# What to work on
Return every entry exactly as written.

# Material shown
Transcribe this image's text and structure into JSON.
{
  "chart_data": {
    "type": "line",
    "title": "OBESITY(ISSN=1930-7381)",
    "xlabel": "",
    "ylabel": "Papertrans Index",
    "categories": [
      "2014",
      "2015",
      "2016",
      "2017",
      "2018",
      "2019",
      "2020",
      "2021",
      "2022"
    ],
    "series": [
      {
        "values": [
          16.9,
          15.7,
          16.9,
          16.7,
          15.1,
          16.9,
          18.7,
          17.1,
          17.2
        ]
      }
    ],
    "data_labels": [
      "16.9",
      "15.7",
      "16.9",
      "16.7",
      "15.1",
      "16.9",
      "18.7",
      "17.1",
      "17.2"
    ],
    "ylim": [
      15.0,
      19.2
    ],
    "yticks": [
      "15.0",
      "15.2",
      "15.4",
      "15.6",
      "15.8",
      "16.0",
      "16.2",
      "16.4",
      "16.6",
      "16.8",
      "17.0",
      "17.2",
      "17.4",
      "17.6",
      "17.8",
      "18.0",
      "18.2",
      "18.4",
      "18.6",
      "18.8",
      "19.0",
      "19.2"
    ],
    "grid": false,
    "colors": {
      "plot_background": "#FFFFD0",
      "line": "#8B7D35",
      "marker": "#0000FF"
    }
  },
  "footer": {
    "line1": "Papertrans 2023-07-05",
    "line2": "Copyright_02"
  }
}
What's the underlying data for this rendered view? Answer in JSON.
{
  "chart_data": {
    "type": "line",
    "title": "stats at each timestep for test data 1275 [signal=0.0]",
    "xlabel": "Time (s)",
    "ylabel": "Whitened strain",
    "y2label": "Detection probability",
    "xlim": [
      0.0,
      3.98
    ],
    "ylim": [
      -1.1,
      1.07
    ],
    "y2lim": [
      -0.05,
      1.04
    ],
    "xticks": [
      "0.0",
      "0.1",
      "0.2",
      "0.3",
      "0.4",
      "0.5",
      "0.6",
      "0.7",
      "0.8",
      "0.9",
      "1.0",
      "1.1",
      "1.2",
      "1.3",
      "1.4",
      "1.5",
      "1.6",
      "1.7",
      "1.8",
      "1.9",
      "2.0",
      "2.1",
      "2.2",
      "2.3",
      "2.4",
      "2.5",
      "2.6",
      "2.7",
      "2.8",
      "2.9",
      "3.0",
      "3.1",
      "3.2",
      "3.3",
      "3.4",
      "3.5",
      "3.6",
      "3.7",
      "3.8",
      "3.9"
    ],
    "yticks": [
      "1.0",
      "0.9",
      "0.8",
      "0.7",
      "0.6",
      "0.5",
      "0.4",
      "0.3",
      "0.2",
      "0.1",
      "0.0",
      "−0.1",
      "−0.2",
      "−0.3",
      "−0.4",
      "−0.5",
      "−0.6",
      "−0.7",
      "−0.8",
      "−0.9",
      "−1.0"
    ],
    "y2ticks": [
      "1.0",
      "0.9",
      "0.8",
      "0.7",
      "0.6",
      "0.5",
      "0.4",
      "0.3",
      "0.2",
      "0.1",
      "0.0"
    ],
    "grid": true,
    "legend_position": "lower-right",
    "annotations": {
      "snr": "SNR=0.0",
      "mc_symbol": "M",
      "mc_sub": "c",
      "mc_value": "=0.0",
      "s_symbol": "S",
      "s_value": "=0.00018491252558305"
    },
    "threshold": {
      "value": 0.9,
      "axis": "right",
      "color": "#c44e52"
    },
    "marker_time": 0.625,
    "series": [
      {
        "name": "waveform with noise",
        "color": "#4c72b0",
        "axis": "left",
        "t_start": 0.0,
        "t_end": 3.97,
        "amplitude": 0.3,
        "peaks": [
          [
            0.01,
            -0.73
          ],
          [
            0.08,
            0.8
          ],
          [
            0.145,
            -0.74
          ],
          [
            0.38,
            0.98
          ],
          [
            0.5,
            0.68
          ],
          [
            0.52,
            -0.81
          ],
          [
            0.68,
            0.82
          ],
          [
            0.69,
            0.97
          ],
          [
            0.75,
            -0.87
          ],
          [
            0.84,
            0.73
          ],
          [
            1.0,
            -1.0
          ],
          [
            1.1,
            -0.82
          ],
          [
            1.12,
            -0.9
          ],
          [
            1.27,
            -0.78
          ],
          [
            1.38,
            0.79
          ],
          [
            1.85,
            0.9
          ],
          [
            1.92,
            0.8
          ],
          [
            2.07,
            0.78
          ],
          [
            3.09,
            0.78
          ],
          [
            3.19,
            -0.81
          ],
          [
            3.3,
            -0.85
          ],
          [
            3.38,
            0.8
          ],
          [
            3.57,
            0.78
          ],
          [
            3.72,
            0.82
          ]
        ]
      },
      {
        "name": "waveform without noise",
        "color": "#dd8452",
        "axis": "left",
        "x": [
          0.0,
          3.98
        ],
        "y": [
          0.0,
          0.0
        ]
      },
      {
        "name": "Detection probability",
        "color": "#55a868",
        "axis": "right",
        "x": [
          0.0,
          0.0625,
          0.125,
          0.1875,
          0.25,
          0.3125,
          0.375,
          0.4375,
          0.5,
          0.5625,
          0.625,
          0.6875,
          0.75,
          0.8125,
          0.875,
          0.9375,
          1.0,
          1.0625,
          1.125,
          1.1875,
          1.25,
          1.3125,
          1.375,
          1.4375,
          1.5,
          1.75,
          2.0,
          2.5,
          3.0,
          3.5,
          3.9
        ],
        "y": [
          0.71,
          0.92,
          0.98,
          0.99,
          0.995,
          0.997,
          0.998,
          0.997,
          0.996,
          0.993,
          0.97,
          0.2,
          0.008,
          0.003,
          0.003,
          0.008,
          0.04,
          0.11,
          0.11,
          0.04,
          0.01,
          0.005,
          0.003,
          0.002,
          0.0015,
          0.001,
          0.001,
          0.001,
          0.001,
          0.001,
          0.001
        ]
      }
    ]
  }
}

# Output
Transcribe this image's text and structure into JSON.
{
  "chart_data": {
    "type": "line",
    "title": "OBESITY(ISSN=1930-7381)",
    "xlabel": "",
    "ylabel": "Papertrans Index",
    "categories": [
      "2014",
      "2015",
      "2016",
      "2017",
      "2018",
      "2019",
      "2020",
      "2021",
      "2022"
    ],
    "series": [
      {
        "values": [
          16.9,
          15.7,
          16.9,
          16.7,
          15.1,
          16.9,
          18.7,
          17.1,
          17.2
        ]
      }
    ],
    "data_labels": [
      "16.9",
      "15.7",
      "16.9",
      "16.7",
      "15.1",
      "16.9",
      "18.7",
      "17.1",
      "17.2"
    ],
    "ylim": [
      15.0,
      19.2
    ],
    "yticks": [
      "15.0",
      "15.2",
      "15.4",
      "15.6",
      "15.8",
      "16.0",
      "16.2",
      "16.4",
      "16.6",
      "16.8",
      "17.0",
      "17.2",
      "17.4",
      "17.6",
      "17.8",
      "18.0",
      "18.2",
      "18.4",
      "18.6",
      "18.8",
      "19.0",
      "19.2"
    ],
    "grid": false,
    "colors": {
      "plot_background": "#FFFFD0",
      "line": "#8B7D35",
      "marker": "#0000FF"
    }
  },
  "footer": {
    "line1": "Papertrans 2023-07-05",
    "line2": "Copyright_02"
  }
}
What's the underlying data for this rendered view? Answer in JSON.
{
  "chart_data": {
    "type": "line",
    "title": "stats at each timestep for test data 1275 [signal=0.0]",
    "xlabel": "Time (s)",
    "ylabel": "Whitened strain",
    "y2label": "Detection probability",
    "xlim": [
      0.0,
      3.98
    ],
    "ylim": [
      -1.1,
      1.07
    ],
    "y2lim": [
      -0.05,
      1.04
    ],
    "xticks": [
      "0.0",
      "0.1",
      "0.2",
      "0.3",
      "0.4",
      "0.5",
      "0.6",
      "0.7",
      "0.8",
      "0.9",
      "1.0",
      "1.1",
      "1.2",
      "1.3",
      "1.4",
      "1.5",
      "1.6",
      "1.7",
      "1.8",
      "1.9",
      "2.0",
      "2.1",
      "2.2",
      "2.3",
      "2.4",
      "2.5",
      "2.6",
      "2.7",
      "2.8",
      "2.9",
      "3.0",
      "3.1",
      "3.2",
      "3.3",
      "3.4",
      "3.5",
      "3.6",
      "3.7",
      "3.8",
      "3.9"
    ],
    "yticks": [
      "1.0",
      "0.9",
      "0.8",
      "0.7",
      "0.6",
      "0.5",
      "0.4",
      "0.3",
      "0.2",
      "0.1",
      "0.0",
      "−0.1",
      "−0.2",
      "−0.3",
      "−0.4",
      "−0.5",
      "−0.6",
      "−0.7",
      "−0.8",
      "−0.9",
      "−1.0"
    ],
    "y2ticks": [
      "1.0",
      "0.9",
      "0.8",
      "0.7",
      "0.6",
      "0.5",
      "0.4",
      "0.3",
      "0.2",
      "0.1",
      "0.0"
    ],
    "grid": true,
    "legend_position": "lower-right",
    "annotations": {
      "snr": "SNR=0.0",
      "mc_symbol": "M",
      "mc_sub": "c",
      "mc_value": "=0.0",
      "s_symbol": "S",
      "s_value": "=0.00018491252558305"
    },
    "threshold": {
      "value": 0.9,
      "axis": "right",
      "color": "#c44e52"
    },
    "marker_time": 0.625,
    "series": [
      {
        "name": "waveform with noise",
        "color": "#4c72b0",
        "axis": "left",
        "t_start": 0.0,
        "t_end": 3.97,
        "amplitude": 0.3,
        "peaks": [
          [
            0.01,
            -0.73
          ],
          [
            0.08,
            0.8
          ],
          [
            0.145,
            -0.74
          ],
          [
            0.38,
            0.98
          ],
          [
            0.5,
            0.68
          ],
          [
            0.52,
            -0.81
          ],
          [
            0.68,
            0.82
          ],
          [
            0.69,
            0.97
          ],
          [
            0.75,
            -0.87
          ],
          [
            0.84,
            0.73
          ],
          [
            1.0,
            -1.0
          ],
          [
            1.1,
            -0.82
          ],
          [
            1.12,
            -0.9
          ],
          [
            1.27,
            -0.78
          ],
          [
            1.38,
            0.79
          ],
          [
            1.85,
            0.9
          ],
          [
            1.92,
            0.8
          ],
          [
            2.07,
            0.78
          ],
          [
            3.09,
            0.78
          ],
          [
            3.19,
            -0.81
          ],
          [
            3.3,
            -0.85
          ],
          [
            3.38,
            0.8
          ],
          [
            3.57,
            0.78
          ],
          [
            3.72,
            0.82
          ]
        ]
      },
      {
        "name": "waveform without noise",
        "color": "#dd8452",
        "axis": "left",
        "x": [
          0.0,
          3.98
        ],
        "y": [
          0.0,
          0.0
        ]
      },
      {
        "name": "Detection probability",
        "color": "#55a868",
        "axis": "right",
        "x": [
          0.0,
          0.0625,
          0.125,
          0.1875,
          0.25,
          0.3125,
          0.375,
          0.4375,
          0.5,
          0.5625,
          0.625,
          0.6875,
          0.75,
          0.8125,
          0.875,
          0.9375,
          1.0,
          1.0625,
          1.125,
          1.1875,
          1.25,
          1.3125,
          1.375,
          1.4375,
          1.5,
          1.75,
          2.0,
          2.5,
          3.0,
          3.5,
          3.9
        ],
        "y": [
          0.71,
          0.92,
          0.98,
          0.99,
          0.995,
          0.997,
          0.998,
          0.997,
          0.996,
          0.993,
          0.97,
          0.2,
          0.008,
          0.003,
          0.003,
          0.008,
          0.04,
          0.11,
          0.11,
          0.04,
          0.01,
          0.005,
          0.003,
          0.002,
          0.0015,
          0.001,
          0.001,
          0.001,
          0.001,
          0.001,
          0.001
        ]
      }
    ]
  }
}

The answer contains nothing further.